<<<<

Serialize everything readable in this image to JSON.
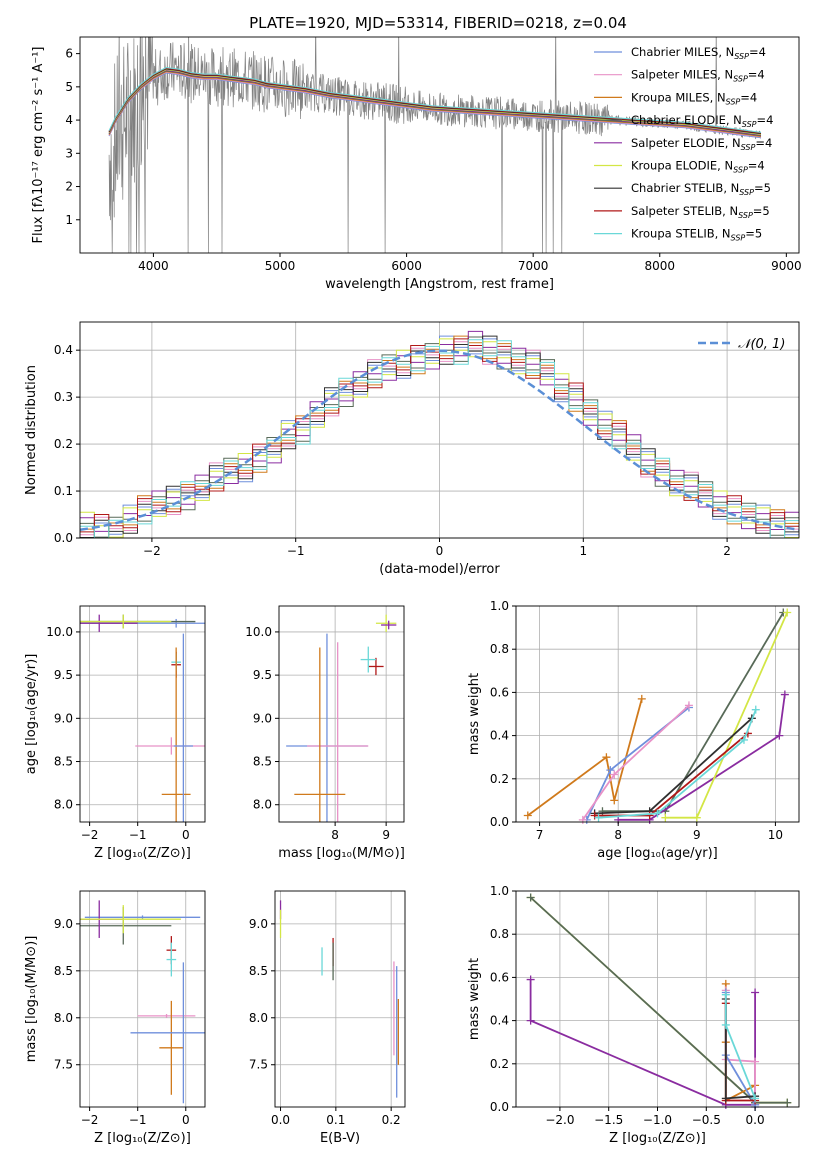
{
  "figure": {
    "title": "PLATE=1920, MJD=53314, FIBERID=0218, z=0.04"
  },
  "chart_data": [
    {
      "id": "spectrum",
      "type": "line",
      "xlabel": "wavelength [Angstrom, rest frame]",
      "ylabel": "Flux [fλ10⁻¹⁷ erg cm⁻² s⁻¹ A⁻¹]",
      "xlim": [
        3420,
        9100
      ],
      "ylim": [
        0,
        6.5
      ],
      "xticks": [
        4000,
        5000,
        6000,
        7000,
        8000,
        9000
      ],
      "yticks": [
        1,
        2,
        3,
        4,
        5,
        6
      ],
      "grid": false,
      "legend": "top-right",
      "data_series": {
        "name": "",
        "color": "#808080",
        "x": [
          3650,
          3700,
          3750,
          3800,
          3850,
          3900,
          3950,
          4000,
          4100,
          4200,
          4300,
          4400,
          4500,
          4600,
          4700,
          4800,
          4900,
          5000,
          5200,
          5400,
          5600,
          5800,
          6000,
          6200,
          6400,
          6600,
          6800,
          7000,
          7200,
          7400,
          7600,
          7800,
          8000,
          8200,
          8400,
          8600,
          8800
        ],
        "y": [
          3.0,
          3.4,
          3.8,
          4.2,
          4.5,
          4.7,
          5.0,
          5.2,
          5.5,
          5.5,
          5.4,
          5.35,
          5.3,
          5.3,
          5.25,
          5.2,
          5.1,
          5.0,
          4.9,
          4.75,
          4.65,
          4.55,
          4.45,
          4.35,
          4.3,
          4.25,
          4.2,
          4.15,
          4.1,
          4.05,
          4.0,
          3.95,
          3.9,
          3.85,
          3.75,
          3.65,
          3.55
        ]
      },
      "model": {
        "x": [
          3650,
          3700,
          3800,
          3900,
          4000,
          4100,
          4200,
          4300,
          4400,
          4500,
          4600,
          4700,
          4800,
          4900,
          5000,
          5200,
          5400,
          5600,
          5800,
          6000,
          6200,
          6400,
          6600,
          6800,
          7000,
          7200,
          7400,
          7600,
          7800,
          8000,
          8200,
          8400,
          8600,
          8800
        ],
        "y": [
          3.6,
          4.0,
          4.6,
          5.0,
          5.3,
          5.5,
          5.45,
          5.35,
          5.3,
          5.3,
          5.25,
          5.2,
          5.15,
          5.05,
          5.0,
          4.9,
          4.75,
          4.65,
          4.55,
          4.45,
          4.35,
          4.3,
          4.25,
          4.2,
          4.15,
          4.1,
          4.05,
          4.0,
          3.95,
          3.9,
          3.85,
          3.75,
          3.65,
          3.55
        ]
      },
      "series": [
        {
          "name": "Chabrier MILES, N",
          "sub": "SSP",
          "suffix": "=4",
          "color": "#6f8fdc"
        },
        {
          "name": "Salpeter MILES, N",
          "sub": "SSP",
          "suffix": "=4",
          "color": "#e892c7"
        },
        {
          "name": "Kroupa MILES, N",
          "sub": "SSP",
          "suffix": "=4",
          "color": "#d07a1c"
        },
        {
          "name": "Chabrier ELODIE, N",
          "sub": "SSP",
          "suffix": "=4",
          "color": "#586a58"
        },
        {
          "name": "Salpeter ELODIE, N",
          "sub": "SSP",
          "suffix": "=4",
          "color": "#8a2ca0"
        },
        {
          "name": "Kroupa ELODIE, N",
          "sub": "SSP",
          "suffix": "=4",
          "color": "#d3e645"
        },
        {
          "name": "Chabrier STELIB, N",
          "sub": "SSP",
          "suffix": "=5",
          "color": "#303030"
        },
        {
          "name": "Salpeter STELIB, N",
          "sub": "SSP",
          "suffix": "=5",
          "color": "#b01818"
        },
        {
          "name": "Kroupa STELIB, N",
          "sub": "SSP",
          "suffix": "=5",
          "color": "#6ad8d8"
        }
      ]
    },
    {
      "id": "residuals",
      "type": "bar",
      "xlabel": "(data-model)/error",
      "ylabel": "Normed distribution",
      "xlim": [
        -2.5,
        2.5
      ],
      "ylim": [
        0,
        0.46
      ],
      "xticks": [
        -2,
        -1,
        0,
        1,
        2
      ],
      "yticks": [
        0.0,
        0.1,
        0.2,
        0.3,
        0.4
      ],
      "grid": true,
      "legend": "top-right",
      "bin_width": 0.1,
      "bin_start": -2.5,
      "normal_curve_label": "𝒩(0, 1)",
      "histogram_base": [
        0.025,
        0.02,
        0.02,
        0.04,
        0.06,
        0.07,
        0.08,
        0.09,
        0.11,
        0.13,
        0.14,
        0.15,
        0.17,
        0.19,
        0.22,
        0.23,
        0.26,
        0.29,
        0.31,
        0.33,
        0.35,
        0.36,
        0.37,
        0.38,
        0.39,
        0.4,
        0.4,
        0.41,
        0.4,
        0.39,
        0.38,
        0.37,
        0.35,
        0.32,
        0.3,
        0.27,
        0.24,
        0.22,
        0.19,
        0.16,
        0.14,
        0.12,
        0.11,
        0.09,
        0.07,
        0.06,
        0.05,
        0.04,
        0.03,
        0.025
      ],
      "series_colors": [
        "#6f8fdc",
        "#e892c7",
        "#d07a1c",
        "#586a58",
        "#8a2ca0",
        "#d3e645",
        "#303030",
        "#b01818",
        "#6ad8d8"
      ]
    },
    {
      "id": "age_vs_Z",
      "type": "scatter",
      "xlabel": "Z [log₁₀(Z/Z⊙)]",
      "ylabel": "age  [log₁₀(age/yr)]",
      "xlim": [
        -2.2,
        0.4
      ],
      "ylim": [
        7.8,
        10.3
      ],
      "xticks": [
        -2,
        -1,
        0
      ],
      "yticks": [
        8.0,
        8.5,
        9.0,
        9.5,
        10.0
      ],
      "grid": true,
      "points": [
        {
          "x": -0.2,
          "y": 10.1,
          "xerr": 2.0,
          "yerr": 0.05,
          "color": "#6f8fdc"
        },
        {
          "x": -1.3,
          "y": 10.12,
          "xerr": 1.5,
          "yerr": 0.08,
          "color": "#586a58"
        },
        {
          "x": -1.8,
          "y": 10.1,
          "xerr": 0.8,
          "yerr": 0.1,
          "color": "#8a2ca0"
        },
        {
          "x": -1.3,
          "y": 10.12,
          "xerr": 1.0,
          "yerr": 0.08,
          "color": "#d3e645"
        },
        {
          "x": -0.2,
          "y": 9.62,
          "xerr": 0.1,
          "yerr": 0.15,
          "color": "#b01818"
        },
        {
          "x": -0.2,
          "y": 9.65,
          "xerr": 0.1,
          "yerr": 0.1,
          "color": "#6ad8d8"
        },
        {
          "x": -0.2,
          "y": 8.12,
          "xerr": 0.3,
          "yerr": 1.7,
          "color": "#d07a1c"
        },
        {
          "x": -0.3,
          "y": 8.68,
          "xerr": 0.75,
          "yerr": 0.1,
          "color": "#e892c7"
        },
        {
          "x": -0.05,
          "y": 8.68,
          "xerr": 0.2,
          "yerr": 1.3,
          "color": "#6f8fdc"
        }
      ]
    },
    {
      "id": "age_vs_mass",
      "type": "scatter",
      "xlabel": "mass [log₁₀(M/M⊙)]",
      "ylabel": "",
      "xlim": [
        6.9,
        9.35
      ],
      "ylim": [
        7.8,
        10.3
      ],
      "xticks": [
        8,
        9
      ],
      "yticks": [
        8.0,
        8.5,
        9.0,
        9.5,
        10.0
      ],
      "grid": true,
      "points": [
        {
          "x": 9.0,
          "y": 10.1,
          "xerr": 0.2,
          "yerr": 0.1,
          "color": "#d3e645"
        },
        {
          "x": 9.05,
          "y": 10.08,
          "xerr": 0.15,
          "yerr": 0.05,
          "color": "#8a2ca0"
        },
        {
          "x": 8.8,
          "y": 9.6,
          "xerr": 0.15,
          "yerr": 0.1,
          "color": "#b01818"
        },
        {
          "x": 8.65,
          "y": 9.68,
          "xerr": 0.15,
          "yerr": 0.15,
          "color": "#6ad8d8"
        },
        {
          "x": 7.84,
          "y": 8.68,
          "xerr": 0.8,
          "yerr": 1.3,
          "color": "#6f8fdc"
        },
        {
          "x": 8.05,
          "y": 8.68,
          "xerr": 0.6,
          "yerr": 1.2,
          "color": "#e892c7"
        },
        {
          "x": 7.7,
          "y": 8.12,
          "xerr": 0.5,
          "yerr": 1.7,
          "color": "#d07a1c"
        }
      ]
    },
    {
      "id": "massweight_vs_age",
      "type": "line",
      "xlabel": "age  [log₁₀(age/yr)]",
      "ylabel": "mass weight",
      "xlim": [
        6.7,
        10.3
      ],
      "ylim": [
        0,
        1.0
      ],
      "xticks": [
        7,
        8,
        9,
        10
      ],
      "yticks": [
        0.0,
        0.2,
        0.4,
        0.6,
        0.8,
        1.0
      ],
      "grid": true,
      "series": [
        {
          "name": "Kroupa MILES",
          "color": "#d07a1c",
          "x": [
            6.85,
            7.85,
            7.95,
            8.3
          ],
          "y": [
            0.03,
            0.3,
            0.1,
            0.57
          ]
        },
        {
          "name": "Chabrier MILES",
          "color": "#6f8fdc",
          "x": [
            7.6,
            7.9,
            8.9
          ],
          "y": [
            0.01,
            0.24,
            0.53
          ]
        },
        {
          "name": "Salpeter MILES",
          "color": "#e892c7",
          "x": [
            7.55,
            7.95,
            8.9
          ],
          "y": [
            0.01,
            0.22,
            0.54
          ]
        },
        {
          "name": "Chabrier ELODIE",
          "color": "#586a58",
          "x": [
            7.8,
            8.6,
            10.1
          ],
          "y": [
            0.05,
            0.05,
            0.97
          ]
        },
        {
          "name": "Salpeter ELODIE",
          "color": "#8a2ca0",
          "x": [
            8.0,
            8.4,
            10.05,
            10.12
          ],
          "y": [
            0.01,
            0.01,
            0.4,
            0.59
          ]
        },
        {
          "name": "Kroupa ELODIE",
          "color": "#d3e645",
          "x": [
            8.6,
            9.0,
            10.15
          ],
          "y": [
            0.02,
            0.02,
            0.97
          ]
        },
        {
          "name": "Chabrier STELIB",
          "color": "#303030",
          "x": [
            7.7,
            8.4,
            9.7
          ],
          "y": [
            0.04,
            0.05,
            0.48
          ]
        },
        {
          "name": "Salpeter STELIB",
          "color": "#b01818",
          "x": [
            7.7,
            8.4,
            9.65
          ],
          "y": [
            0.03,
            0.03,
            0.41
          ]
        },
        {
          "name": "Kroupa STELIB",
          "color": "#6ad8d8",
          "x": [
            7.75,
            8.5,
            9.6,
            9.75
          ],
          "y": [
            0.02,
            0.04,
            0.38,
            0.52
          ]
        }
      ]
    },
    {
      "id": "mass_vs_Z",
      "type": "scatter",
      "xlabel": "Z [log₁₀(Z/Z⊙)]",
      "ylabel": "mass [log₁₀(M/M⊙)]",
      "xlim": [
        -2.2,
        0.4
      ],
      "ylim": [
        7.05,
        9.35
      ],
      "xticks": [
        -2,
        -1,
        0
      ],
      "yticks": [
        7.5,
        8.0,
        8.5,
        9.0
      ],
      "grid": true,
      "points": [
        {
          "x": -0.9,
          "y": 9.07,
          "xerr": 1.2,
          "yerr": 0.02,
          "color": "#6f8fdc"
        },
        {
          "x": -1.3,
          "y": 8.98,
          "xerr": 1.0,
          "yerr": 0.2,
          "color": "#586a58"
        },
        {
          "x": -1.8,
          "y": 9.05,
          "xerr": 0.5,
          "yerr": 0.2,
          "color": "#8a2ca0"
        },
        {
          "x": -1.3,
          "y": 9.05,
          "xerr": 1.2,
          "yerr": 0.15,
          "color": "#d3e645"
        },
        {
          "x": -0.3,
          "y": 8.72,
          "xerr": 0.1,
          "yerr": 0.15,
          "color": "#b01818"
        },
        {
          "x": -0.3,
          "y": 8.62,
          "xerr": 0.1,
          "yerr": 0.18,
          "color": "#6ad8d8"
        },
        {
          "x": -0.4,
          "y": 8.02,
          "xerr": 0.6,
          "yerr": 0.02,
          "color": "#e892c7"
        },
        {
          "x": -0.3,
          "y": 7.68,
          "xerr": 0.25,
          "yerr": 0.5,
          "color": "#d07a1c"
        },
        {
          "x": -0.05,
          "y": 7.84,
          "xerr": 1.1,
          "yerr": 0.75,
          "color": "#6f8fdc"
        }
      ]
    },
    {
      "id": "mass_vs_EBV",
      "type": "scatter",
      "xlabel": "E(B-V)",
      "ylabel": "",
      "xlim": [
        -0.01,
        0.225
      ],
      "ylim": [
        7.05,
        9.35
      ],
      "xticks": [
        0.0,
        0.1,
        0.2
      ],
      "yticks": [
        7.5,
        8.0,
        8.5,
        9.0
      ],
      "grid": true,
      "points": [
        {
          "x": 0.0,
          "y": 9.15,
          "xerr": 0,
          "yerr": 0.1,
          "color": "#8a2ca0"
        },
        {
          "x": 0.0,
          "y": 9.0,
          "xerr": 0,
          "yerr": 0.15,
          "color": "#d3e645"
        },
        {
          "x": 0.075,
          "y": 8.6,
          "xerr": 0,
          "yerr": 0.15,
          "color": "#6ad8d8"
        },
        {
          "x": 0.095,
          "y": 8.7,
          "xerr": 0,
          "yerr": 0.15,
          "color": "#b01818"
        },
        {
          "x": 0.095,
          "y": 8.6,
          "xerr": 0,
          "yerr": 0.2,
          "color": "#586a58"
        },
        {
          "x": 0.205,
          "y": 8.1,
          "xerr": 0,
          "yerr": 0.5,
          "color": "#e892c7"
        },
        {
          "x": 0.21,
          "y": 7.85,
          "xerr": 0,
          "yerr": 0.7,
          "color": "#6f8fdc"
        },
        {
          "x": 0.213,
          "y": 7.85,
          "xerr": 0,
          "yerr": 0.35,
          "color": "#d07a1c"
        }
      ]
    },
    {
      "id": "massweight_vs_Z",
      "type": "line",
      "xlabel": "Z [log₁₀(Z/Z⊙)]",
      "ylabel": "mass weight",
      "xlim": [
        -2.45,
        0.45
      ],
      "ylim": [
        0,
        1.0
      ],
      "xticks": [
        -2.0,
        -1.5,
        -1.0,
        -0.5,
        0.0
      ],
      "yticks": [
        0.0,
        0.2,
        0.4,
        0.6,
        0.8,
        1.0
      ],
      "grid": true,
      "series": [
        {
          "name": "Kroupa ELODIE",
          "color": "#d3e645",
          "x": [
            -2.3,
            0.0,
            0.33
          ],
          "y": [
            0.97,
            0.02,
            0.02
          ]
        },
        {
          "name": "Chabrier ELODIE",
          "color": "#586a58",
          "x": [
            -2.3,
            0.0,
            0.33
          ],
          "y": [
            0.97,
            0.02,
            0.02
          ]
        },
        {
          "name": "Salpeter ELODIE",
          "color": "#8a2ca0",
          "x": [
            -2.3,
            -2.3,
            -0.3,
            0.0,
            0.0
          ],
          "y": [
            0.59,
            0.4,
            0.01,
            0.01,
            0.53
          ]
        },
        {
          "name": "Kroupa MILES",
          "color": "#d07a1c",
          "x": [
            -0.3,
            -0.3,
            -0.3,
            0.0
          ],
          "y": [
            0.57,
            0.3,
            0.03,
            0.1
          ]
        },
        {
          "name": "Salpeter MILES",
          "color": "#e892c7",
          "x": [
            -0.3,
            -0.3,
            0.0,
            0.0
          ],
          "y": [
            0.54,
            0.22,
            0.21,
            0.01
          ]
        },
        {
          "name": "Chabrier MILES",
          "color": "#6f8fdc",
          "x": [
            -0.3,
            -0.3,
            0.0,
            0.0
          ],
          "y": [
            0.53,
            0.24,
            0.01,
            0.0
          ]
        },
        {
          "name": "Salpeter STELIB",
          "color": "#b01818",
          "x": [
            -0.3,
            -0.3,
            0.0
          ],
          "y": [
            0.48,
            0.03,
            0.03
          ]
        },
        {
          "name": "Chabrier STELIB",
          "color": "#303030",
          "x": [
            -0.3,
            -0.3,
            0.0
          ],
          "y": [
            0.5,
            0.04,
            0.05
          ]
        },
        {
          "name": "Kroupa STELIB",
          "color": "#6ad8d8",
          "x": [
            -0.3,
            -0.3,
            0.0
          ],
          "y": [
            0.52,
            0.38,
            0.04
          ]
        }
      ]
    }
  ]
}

>>>>
<<<<

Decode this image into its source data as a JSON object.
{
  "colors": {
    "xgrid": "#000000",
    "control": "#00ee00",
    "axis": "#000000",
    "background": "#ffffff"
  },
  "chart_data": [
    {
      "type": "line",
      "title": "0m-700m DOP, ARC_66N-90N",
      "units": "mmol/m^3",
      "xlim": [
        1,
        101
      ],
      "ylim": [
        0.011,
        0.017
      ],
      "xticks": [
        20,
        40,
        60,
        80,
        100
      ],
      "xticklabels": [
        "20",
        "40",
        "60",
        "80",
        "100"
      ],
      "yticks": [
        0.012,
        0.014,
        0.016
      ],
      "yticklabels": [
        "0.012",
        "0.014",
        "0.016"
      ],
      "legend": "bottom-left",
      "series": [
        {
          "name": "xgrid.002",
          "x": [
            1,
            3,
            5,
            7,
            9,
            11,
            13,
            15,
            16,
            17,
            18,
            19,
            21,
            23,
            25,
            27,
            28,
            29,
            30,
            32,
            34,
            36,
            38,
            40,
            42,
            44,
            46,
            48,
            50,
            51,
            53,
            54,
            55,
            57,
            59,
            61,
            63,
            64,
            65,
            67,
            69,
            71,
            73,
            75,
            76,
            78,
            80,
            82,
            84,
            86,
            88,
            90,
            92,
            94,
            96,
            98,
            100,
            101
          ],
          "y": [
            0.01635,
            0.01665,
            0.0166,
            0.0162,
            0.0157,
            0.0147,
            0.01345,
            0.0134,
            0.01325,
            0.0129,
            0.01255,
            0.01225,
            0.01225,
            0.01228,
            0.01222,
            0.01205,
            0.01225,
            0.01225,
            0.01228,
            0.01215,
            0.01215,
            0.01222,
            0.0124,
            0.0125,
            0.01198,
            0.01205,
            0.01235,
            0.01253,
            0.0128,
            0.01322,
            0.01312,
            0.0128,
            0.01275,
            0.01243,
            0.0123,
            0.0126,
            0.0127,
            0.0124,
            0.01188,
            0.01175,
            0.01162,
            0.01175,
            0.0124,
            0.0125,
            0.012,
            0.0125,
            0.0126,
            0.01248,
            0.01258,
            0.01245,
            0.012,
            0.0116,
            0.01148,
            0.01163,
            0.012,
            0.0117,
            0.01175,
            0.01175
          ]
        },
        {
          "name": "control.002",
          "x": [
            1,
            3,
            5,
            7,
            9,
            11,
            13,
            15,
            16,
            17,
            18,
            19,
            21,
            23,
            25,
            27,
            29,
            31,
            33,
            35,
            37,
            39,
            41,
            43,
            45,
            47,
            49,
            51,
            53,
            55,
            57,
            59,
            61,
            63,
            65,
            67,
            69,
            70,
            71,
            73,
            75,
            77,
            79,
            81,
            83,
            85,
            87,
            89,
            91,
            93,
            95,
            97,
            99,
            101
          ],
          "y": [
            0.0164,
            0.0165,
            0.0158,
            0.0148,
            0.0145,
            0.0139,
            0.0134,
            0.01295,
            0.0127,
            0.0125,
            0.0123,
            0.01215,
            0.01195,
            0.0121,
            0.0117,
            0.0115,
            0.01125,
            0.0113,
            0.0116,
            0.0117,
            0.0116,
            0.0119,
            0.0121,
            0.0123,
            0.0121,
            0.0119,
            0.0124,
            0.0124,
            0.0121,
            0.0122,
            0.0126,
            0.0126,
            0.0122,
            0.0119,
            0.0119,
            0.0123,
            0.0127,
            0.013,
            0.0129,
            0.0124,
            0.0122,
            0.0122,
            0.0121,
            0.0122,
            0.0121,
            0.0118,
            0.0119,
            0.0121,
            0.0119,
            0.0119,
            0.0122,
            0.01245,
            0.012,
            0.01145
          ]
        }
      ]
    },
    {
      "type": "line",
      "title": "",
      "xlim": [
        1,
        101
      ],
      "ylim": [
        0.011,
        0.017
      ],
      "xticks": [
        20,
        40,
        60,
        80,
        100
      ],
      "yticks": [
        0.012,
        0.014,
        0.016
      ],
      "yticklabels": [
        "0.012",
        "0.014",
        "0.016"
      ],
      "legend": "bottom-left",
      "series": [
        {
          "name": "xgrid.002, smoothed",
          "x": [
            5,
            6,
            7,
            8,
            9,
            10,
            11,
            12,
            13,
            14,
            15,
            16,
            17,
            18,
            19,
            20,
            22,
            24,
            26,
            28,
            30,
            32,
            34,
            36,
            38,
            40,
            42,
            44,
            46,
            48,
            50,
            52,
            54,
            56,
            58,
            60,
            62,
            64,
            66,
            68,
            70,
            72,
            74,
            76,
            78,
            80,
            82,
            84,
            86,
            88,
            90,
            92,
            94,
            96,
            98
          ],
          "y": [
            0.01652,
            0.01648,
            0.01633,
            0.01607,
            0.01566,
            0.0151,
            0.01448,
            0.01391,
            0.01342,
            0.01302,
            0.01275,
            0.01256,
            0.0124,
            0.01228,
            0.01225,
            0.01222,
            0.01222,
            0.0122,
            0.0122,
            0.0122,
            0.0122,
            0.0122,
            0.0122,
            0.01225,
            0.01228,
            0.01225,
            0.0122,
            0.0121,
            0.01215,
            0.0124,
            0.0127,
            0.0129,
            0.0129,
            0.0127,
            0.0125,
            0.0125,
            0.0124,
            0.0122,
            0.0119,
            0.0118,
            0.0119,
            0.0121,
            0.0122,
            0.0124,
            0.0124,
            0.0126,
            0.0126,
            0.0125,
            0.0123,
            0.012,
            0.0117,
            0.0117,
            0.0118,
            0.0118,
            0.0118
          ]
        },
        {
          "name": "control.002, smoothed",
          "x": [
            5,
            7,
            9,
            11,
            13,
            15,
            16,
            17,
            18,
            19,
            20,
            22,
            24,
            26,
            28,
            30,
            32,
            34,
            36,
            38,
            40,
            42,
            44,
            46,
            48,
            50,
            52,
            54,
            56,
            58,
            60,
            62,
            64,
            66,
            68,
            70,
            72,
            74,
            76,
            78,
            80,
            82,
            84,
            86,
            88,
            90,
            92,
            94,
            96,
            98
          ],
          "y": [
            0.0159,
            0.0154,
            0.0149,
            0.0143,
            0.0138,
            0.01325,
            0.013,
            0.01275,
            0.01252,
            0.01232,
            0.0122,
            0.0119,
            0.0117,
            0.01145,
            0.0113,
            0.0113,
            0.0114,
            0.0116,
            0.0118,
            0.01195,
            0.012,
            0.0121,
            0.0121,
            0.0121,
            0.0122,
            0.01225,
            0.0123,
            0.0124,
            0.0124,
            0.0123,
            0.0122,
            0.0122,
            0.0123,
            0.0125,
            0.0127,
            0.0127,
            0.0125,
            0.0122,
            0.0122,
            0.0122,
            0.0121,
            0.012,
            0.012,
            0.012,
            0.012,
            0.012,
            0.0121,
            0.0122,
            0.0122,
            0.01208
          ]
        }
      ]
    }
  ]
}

>>>>

WHAT IS BEING ASKED:
Write out each line of the data that holds the string "ylabel".

EXERCISE OUTPUT:
      "ylabel": "Flux [fλ10⁻¹⁷ erg cm⁻² s⁻¹ A⁻¹]",
      "ylabel": "Normed distribution",
      "ylabel": "age  [log₁₀(age/yr)]",
      "ylabel": "",
      "ylabel": "mass weight",
      "ylabel": "mass [log₁₀(M/M⊙)]",
      "ylabel": "",
      "ylabel": "mass weight",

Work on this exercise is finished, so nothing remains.